■ Aim of the exercise ■
Show every line in the entries below where the word "JSON" appears.

■ Dataset content ■
»»

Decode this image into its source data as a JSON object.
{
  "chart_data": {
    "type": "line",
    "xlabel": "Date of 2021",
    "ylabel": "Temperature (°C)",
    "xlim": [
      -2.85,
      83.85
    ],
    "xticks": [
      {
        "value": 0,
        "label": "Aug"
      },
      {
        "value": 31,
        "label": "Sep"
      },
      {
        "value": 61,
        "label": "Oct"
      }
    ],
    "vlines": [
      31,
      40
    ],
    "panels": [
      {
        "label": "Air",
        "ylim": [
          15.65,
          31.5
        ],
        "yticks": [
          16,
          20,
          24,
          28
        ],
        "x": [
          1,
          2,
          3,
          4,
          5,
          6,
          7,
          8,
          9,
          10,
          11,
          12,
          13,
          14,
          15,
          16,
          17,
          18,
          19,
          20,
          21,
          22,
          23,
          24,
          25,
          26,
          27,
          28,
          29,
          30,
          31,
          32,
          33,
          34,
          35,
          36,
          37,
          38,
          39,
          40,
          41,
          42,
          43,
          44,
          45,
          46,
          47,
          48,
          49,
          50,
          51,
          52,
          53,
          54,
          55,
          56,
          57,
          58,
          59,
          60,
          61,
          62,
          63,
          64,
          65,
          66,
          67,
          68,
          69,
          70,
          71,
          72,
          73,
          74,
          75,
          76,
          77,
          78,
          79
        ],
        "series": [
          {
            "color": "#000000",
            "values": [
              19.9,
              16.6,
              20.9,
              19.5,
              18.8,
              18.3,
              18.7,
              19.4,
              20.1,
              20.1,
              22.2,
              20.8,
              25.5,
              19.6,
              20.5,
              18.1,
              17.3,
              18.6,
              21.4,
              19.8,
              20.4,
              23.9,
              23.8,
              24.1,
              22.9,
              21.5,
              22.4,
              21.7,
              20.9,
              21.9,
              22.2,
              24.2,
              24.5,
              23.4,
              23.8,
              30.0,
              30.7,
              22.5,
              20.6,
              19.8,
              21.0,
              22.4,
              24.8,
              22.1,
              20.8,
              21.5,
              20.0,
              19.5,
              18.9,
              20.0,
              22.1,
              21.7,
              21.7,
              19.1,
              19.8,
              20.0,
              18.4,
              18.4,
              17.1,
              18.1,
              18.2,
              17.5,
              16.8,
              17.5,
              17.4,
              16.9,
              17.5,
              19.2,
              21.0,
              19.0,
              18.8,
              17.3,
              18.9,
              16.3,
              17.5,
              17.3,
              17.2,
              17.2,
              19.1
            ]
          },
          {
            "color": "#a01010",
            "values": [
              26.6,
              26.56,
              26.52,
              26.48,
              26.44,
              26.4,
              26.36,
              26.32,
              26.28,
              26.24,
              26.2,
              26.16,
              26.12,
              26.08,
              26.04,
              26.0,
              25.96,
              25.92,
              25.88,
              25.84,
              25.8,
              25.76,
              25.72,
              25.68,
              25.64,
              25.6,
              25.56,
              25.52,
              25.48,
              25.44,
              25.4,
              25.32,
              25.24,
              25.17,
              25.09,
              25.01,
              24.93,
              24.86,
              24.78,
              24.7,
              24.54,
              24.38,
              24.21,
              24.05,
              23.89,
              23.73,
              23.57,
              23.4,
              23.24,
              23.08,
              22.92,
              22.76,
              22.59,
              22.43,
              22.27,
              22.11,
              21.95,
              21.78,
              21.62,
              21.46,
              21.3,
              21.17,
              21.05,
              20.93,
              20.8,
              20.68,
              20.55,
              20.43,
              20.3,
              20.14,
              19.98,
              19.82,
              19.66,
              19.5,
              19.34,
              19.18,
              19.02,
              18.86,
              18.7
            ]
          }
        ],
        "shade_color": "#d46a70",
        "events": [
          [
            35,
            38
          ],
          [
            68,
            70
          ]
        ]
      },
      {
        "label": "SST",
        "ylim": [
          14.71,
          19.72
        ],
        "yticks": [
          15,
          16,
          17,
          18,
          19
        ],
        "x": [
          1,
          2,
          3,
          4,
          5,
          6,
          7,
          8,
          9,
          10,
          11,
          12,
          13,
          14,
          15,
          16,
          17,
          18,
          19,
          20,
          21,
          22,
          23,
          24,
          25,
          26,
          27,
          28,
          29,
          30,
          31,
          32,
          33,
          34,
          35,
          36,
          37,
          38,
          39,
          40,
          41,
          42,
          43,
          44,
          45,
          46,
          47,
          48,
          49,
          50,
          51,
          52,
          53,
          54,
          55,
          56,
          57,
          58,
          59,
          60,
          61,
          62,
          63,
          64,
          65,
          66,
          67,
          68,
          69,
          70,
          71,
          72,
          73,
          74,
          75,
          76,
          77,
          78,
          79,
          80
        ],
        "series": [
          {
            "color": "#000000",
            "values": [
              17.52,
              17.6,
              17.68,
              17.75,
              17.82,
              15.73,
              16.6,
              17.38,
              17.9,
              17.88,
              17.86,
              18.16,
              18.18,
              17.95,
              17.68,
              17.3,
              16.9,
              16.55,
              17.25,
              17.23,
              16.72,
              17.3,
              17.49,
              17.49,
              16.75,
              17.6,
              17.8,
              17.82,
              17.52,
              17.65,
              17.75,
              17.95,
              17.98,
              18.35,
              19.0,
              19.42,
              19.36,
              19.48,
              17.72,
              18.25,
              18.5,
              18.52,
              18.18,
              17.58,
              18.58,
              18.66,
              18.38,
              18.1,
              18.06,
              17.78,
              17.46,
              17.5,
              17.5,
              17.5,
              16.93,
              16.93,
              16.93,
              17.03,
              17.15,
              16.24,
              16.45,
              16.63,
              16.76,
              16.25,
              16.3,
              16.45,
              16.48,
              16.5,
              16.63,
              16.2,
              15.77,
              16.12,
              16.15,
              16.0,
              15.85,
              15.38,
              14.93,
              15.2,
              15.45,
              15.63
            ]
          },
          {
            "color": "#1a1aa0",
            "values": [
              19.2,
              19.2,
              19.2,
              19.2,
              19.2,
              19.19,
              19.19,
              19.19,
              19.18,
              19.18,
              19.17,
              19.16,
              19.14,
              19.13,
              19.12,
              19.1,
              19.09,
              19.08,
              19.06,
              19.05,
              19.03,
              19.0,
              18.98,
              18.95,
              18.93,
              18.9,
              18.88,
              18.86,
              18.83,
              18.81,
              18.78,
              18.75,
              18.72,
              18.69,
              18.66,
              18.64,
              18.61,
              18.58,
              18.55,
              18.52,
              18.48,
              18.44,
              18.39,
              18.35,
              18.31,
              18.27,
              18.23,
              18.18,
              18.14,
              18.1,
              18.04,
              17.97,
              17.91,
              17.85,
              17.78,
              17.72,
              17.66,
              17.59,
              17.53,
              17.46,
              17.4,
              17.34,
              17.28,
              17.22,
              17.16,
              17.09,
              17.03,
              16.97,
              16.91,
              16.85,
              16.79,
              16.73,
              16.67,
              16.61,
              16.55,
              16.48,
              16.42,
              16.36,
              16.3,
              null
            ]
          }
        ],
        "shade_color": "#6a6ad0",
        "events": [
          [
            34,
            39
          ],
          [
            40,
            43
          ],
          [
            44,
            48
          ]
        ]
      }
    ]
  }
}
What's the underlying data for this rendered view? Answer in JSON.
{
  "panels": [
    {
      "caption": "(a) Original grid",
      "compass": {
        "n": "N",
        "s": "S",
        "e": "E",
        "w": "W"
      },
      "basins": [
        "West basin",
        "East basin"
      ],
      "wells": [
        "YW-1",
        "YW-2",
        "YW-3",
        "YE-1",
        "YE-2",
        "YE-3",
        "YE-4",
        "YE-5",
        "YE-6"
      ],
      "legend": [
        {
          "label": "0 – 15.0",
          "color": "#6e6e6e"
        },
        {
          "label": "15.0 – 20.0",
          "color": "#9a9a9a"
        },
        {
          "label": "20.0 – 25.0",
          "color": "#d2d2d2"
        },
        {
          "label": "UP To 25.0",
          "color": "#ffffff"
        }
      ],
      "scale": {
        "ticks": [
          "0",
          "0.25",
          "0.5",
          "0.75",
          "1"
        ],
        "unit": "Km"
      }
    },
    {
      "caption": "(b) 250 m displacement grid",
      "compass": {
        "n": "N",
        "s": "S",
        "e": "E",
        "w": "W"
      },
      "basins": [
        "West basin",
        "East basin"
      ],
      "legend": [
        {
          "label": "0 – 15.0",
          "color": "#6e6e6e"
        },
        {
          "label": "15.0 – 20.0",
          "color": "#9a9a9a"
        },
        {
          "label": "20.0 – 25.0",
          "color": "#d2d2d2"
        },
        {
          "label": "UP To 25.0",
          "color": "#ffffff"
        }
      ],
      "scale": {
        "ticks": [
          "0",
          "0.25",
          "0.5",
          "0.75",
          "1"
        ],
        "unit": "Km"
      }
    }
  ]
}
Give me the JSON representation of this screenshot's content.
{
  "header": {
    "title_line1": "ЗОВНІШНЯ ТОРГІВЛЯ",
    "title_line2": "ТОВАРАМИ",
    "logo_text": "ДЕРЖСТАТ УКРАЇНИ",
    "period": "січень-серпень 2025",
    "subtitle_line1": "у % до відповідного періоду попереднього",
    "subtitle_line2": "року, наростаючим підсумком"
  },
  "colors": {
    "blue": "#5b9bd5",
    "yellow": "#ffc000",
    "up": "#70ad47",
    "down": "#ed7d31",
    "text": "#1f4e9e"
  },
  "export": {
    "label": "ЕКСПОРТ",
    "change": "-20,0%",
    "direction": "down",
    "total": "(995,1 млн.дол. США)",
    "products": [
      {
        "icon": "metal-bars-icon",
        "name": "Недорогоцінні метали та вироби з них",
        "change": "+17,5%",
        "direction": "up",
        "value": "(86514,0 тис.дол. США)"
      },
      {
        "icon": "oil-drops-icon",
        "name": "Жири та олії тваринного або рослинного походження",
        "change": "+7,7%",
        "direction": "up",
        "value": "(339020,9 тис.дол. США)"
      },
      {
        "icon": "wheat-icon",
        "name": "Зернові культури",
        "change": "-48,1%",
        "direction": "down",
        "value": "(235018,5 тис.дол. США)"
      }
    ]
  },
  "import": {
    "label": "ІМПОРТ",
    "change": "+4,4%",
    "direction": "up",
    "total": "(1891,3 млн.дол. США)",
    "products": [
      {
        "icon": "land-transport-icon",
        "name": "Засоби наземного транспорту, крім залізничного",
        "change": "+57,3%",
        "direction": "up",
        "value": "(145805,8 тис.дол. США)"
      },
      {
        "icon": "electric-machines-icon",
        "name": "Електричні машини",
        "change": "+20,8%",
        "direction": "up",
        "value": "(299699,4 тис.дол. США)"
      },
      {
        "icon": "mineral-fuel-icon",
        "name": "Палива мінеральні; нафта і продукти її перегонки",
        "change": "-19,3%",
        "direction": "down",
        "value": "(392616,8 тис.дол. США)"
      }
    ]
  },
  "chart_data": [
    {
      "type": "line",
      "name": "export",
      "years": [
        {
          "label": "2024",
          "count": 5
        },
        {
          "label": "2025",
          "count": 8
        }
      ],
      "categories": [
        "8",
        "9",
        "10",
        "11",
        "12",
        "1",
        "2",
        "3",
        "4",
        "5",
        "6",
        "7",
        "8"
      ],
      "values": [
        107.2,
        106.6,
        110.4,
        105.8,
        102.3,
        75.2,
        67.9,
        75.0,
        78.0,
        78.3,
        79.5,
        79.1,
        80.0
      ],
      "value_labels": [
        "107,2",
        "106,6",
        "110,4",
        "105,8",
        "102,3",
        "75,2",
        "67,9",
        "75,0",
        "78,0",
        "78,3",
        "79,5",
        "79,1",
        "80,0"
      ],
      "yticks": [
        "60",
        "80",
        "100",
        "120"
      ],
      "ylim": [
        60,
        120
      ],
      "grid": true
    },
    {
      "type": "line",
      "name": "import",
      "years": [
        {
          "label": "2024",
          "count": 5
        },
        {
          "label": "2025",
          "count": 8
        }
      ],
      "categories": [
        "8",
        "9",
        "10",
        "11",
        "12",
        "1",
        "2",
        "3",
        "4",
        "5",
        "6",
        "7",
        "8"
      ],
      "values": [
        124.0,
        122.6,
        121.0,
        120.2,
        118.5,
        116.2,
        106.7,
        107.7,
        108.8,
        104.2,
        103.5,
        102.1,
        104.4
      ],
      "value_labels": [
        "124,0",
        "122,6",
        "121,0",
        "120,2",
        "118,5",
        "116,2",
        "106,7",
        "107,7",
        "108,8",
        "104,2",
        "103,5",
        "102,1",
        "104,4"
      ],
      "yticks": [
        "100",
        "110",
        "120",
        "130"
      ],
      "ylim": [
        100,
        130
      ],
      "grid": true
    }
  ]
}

««

■ Written reply ■
Decode this image into its source data as a JSON object.
What's the underlying data for this rendered view? Answer in JSON.
Give me the JSON representation of this screenshot's content.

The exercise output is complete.